>> Start Records
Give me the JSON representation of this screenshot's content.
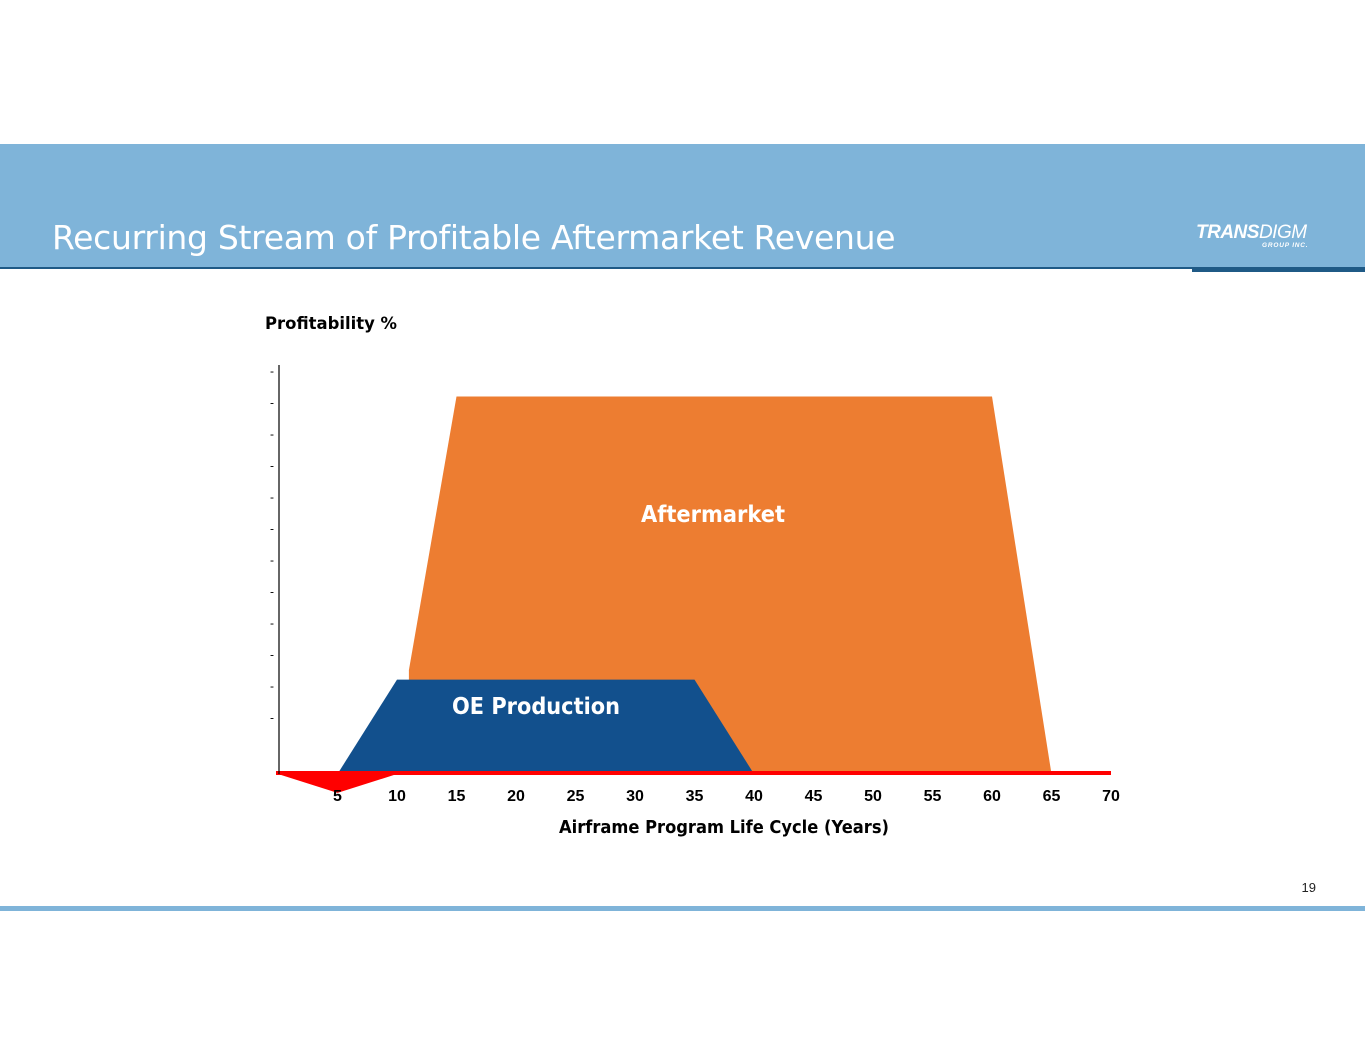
{
  "slide": {
    "title": "Recurring Stream of Profitable Aftermarket Revenue",
    "page_number": "19",
    "logo": {
      "main_bold": "TRANS",
      "main_thin": "DIGM",
      "sub": "GROUP INC."
    }
  },
  "colors": {
    "header": "#7fb4d9",
    "header_rule": "#1f5a86",
    "aftermarket": "#ed7d31",
    "oe": "#12508d",
    "negative": "#ff0000"
  },
  "chart_data": {
    "type": "area",
    "ylabel": "Profitability %",
    "xlabel": "Airframe Program Life Cycle (Years)",
    "xticks": [
      5,
      10,
      15,
      20,
      25,
      30,
      35,
      40,
      45,
      50,
      55,
      60,
      65,
      70
    ],
    "xlim": [
      0,
      70
    ],
    "ylim": [
      0,
      13
    ],
    "ytick_count": 12,
    "ytick_label": "-",
    "series": [
      {
        "name": "Aftermarket",
        "x": [
          11,
          15,
          60,
          65
        ],
        "y": [
          3.3,
          12.0,
          12.0,
          0
        ]
      },
      {
        "name": "OE Production",
        "x": [
          5,
          10,
          35,
          40
        ],
        "y": [
          0,
          3.0,
          3.0,
          0
        ]
      },
      {
        "x": [
          0,
          5,
          10
        ],
        "y": [
          0,
          -0.6,
          0
        ]
      }
    ]
  }
}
>> End Records
What to work on —
Sift through the entries and copy every line with "name".

Result of this task —
        "name": "Aftermarket",
        "name": "OE Production",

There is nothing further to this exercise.